═══ DATA EXCERPTS ═══

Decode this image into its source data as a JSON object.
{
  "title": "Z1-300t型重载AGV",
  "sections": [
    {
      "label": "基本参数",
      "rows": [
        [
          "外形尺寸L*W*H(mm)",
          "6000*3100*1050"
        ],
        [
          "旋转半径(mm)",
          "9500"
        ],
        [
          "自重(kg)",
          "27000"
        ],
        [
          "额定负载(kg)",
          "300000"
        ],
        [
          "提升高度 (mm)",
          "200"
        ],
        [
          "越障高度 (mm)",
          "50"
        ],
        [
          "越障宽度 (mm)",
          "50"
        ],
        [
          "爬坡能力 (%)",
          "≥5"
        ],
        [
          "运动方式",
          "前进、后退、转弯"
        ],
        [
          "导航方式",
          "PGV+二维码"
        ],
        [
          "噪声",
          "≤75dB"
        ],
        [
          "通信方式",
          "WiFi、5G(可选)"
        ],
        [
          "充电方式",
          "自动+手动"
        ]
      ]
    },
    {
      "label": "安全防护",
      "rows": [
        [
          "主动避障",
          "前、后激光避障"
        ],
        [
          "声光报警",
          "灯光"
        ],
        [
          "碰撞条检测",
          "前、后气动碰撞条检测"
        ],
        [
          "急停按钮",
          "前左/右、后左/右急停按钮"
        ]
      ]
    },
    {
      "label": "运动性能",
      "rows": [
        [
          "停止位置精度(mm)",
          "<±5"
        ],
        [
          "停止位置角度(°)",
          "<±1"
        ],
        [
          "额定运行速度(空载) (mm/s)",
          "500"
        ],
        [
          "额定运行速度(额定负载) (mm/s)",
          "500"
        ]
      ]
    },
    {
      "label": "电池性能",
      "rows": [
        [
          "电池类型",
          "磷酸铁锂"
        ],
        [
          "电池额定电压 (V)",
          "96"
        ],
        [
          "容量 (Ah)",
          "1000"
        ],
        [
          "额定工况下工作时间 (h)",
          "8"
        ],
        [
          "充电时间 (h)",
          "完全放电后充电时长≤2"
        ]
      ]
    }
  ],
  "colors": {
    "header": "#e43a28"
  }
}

═══

**REQUIRED WORK:** Every line above needs to be retyped exactly.

**RESULT OF THE EXERCISE:**
Decode this image into its source data as a JSON object.
{
  "title": "Z1-300t型重载AGV",
  "sections": [
    {
      "label": "基本参数",
      "rows": [
        [
          "外形尺寸L*W*H(mm)",
          "6000*3100*1050"
        ],
        [
          "旋转半径(mm)",
          "9500"
        ],
        [
          "自重(kg)",
          "27000"
        ],
        [
          "额定负载(kg)",
          "300000"
        ],
        [
          "提升高度 (mm)",
          "200"
        ],
        [
          "越障高度 (mm)",
          "50"
        ],
        [
          "越障宽度 (mm)",
          "50"
        ],
        [
          "爬坡能力 (%)",
          "≥5"
        ],
        [
          "运动方式",
          "前进、后退、转弯"
        ],
        [
          "导航方式",
          "PGV+二维码"
        ],
        [
          "噪声",
          "≤75dB"
        ],
        [
          "通信方式",
          "WiFi、5G(可选)"
        ],
        [
          "充电方式",
          "自动+手动"
        ]
      ]
    },
    {
      "label": "安全防护",
      "rows": [
        [
          "主动避障",
          "前、后激光避障"
        ],
        [
          "声光报警",
          "灯光"
        ],
        [
          "碰撞条检测",
          "前、后气动碰撞条检测"
        ],
        [
          "急停按钮",
          "前左/右、后左/右急停按钮"
        ]
      ]
    },
    {
      "label": "运动性能",
      "rows": [
        [
          "停止位置精度(mm)",
          "<±5"
        ],
        [
          "停止位置角度(°)",
          "<±1"
        ],
        [
          "额定运行速度(空载) (mm/s)",
          "500"
        ],
        [
          "额定运行速度(额定负载) (mm/s)",
          "500"
        ]
      ]
    },
    {
      "label": "电池性能",
      "rows": [
        [
          "电池类型",
          "磷酸铁锂"
        ],
        [
          "电池额定电压 (V)",
          "96"
        ],
        [
          "容量 (Ah)",
          "1000"
        ],
        [
          "额定工况下工作时间 (h)",
          "8"
        ],
        [
          "充电时间 (h)",
          "完全放电后充电时长≤2"
        ]
      ]
    }
  ],
  "colors": {
    "header": "#e43a28"
  }
}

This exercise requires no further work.